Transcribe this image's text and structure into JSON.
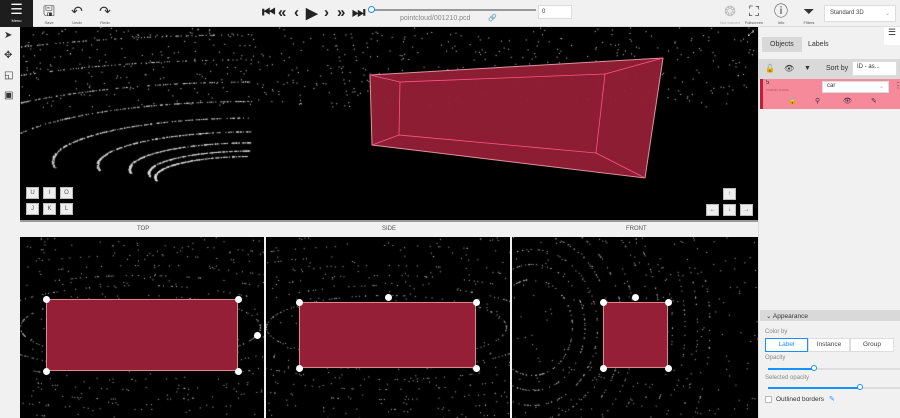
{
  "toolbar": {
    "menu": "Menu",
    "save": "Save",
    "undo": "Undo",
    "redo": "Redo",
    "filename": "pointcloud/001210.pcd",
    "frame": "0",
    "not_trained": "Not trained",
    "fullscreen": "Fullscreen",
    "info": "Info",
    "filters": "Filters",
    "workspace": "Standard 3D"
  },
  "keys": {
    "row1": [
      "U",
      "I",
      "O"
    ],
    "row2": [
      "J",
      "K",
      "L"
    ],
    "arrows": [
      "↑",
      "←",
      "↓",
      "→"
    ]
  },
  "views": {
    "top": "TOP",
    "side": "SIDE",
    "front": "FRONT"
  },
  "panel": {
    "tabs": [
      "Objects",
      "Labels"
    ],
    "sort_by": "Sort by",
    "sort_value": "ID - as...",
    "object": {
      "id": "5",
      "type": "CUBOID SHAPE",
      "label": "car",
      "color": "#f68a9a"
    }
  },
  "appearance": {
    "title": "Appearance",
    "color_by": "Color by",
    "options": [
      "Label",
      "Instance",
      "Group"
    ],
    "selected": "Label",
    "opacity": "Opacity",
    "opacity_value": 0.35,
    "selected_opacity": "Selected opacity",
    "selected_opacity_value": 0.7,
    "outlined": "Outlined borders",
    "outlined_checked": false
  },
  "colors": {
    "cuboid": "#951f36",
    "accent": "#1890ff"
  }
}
◇ ◇ ◇ ◇ ◇ ◇ ◇
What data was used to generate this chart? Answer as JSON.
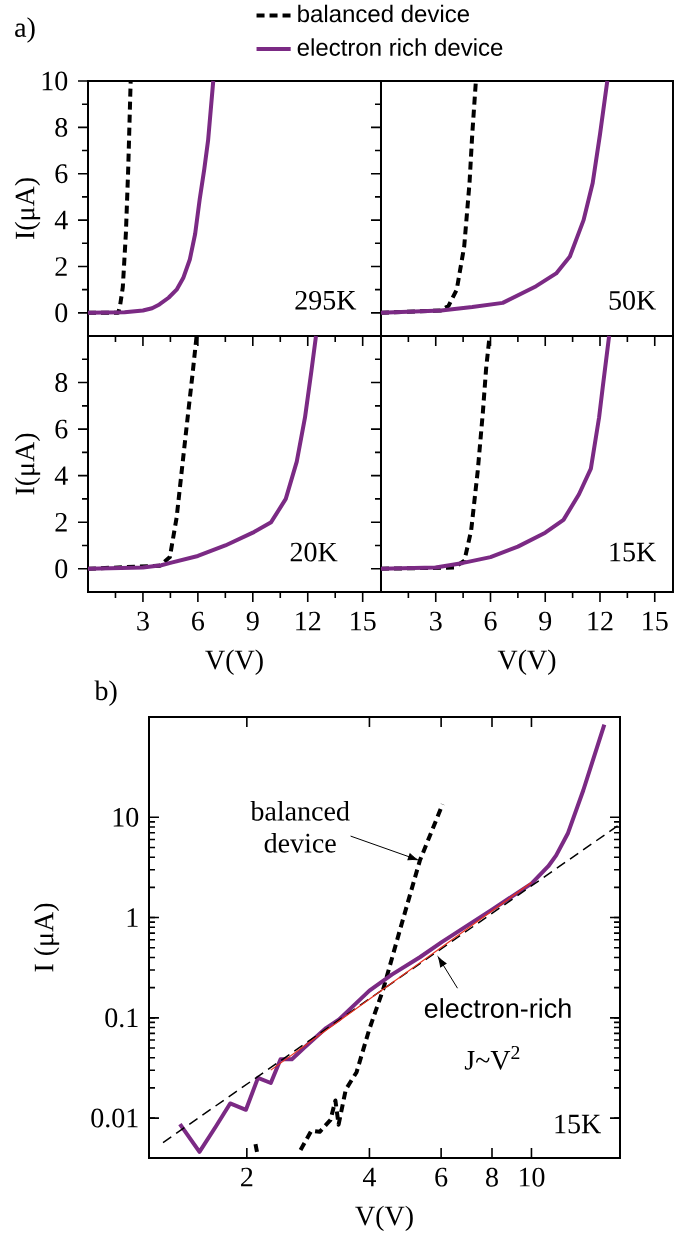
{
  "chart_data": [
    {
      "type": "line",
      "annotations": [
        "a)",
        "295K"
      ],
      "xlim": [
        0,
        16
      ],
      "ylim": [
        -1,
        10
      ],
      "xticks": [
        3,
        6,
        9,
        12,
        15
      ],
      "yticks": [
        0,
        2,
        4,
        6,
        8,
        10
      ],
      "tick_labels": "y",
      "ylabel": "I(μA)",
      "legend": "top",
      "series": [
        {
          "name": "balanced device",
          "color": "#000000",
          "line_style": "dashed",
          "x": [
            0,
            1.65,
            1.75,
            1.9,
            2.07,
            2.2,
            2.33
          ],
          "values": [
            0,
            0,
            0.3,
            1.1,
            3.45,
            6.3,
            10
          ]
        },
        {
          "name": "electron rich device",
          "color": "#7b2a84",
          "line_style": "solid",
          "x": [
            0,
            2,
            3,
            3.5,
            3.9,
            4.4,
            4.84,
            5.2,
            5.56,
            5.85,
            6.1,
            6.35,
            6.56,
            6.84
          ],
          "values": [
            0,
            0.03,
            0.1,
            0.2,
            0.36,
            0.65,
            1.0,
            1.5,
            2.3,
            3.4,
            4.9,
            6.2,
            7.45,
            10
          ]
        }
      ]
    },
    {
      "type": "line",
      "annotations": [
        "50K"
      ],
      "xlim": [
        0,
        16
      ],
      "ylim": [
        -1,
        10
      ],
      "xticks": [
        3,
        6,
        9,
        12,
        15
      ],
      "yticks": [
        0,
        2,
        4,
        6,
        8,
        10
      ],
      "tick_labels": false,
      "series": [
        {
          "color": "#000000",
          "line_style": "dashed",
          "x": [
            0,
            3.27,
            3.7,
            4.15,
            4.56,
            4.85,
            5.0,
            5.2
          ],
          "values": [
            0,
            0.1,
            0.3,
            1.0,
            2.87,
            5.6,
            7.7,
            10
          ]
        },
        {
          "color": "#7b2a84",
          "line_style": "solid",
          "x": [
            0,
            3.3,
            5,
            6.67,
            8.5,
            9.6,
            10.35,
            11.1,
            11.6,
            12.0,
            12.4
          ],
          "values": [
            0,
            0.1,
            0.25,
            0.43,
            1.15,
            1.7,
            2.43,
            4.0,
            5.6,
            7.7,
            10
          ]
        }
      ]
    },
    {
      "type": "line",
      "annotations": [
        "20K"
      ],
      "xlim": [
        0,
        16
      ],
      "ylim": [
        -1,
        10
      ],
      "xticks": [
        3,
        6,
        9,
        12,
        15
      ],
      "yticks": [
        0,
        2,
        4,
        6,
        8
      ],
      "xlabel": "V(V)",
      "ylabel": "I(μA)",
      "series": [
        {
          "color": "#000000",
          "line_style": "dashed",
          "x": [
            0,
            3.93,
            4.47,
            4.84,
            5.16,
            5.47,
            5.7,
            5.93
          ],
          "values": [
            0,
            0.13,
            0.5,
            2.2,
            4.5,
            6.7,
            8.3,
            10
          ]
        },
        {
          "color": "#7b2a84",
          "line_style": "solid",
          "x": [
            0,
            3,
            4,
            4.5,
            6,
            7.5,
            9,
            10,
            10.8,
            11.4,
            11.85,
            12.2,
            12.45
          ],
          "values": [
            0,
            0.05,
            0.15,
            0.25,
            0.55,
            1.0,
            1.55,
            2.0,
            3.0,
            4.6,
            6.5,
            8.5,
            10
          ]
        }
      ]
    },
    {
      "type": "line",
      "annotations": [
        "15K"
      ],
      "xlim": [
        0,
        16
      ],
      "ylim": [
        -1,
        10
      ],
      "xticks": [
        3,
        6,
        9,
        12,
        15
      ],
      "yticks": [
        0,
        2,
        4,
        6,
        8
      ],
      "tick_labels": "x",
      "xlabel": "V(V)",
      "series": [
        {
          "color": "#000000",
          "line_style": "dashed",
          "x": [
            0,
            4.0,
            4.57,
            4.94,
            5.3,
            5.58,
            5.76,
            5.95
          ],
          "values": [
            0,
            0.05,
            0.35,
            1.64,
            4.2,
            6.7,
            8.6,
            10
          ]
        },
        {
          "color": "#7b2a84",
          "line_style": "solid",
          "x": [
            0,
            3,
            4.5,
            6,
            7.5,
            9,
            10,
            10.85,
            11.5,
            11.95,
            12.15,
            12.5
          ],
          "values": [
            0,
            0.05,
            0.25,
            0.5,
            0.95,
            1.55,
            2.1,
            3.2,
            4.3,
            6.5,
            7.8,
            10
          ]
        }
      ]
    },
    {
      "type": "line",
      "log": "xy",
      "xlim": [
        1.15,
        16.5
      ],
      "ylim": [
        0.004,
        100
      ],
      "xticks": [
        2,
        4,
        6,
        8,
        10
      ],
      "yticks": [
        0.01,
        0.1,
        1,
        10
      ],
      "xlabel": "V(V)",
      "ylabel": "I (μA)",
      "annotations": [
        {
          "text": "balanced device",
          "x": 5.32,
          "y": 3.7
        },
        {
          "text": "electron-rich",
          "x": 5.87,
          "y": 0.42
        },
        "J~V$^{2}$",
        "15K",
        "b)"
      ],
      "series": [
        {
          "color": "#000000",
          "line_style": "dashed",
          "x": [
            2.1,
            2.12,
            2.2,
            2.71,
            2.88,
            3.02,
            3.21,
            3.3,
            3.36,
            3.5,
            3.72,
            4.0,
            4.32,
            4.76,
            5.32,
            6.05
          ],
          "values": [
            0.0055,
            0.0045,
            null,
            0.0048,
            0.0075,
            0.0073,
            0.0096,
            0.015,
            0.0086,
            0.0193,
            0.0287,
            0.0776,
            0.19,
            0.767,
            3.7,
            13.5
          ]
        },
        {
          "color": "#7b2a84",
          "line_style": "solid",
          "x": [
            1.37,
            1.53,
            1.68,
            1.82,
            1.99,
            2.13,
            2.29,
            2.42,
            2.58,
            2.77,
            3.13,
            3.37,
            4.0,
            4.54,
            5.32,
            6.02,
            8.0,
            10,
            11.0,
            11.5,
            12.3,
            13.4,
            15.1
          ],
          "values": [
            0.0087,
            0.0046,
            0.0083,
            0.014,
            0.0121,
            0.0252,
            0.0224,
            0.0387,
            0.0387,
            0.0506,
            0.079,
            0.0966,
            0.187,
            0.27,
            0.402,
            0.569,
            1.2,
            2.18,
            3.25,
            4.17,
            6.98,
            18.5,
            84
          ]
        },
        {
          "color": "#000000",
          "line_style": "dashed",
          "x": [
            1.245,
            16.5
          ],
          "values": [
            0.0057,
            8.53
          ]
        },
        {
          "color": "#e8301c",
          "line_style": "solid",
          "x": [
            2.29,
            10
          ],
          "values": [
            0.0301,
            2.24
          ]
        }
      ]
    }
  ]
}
◇ ◇ ◇ ◇ ◇ ◇ ◇
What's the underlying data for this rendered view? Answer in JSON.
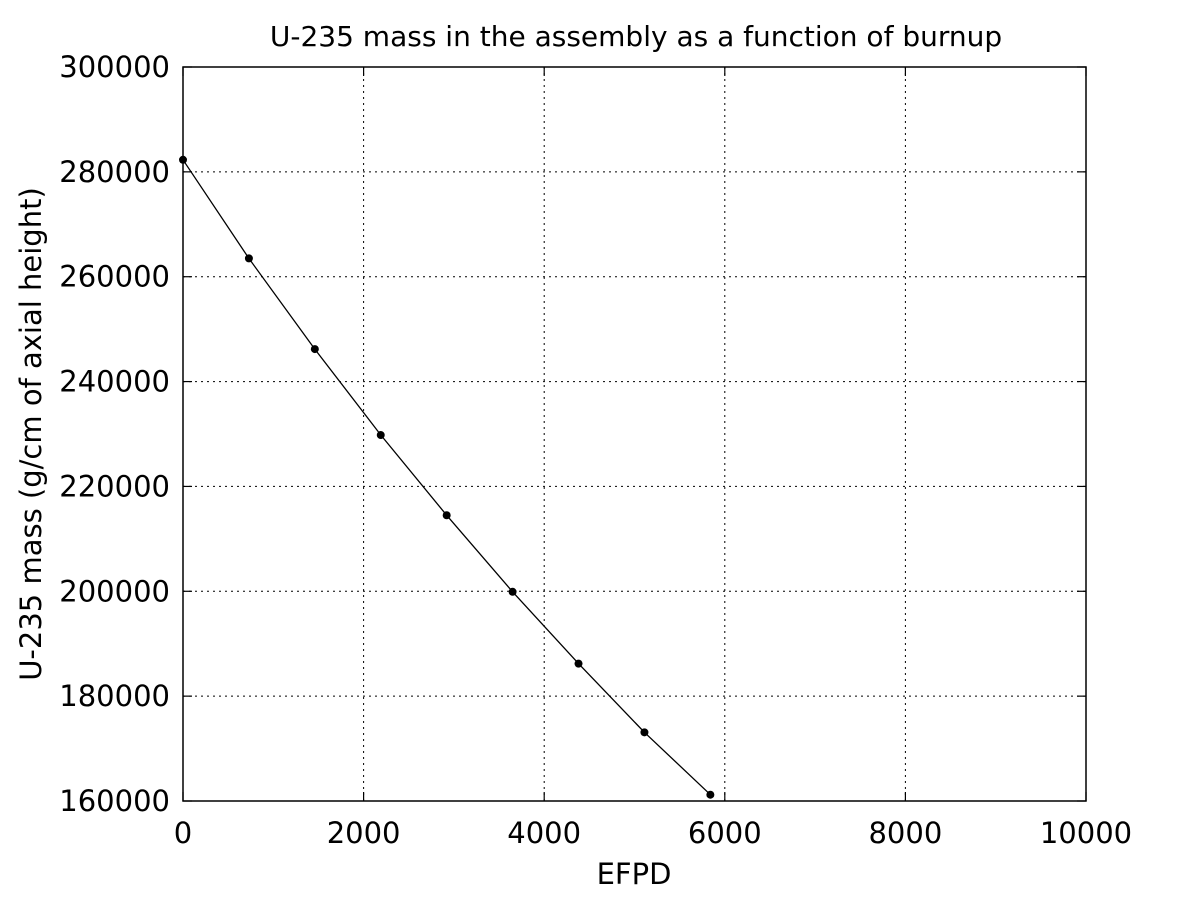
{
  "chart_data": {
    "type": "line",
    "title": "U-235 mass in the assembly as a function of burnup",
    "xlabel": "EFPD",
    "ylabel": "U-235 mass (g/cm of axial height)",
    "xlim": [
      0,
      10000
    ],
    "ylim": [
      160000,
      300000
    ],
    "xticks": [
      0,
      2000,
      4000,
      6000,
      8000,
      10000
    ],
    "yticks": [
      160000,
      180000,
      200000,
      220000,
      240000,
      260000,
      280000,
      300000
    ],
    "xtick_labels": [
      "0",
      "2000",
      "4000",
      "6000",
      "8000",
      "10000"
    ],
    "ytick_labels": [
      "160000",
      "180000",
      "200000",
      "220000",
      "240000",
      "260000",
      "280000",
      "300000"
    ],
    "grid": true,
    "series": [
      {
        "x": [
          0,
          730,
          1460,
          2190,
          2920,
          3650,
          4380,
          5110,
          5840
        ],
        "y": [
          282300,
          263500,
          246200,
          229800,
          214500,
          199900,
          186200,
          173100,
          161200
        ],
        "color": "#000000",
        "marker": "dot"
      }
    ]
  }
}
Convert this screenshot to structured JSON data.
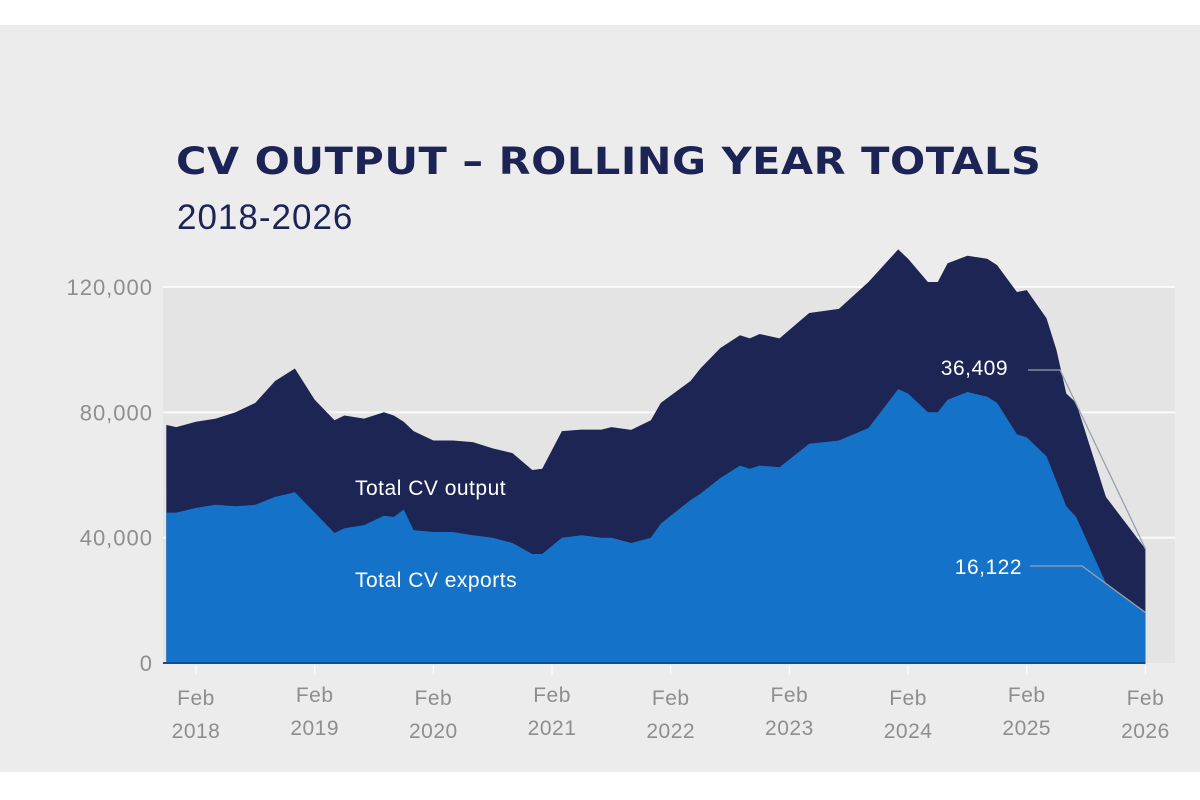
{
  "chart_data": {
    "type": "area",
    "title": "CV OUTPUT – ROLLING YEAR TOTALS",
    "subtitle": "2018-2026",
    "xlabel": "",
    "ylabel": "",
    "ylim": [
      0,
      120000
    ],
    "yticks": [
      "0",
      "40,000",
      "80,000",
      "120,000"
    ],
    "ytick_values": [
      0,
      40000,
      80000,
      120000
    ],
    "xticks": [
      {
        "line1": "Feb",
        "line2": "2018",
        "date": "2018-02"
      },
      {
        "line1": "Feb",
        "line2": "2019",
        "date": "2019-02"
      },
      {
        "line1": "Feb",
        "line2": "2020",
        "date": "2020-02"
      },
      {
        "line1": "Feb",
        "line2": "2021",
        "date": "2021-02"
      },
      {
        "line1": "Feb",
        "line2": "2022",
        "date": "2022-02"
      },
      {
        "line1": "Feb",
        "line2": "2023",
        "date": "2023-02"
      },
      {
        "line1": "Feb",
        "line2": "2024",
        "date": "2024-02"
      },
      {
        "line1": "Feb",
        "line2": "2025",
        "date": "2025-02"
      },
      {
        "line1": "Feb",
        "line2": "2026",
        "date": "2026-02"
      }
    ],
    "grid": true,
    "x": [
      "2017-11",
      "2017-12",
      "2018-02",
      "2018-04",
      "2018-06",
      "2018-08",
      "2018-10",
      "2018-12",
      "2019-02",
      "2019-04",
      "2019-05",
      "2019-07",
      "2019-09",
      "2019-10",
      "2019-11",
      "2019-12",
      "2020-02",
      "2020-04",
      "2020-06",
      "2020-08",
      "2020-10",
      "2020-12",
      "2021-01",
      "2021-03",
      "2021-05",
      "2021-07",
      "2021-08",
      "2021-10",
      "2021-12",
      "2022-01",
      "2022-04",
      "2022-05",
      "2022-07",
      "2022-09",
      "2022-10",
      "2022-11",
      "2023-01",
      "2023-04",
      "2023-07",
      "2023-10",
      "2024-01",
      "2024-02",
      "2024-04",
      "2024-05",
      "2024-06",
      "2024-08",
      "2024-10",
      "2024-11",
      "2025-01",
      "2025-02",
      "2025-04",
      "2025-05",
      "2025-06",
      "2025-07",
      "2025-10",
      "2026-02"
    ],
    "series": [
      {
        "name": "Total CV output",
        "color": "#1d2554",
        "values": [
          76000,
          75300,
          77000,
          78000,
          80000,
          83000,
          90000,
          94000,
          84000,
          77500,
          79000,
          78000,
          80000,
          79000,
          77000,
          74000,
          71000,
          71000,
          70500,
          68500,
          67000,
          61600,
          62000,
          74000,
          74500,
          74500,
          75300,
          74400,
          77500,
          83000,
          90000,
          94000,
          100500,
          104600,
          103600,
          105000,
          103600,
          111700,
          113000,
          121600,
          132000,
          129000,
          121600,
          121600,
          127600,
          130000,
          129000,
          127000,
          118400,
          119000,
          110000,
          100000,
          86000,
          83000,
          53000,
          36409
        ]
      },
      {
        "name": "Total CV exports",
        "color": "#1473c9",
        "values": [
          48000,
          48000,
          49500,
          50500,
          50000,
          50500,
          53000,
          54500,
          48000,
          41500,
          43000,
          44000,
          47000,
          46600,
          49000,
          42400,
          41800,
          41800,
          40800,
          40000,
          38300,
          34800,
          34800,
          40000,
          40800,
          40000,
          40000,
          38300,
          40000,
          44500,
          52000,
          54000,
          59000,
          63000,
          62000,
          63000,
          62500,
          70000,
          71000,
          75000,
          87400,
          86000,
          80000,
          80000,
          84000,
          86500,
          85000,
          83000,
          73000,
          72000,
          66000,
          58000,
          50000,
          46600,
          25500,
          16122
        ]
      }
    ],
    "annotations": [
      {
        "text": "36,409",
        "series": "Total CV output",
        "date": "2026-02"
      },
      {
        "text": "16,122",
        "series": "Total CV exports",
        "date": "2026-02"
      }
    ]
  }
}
◇ ◇ ◇ ◇ ◇ ◇ ◇
## TASK INSTRUCTIONS
In the entries above, find every line with the word "false" and list it.

## REPLY
    "outlined_checked": false
      "tick_labels": false,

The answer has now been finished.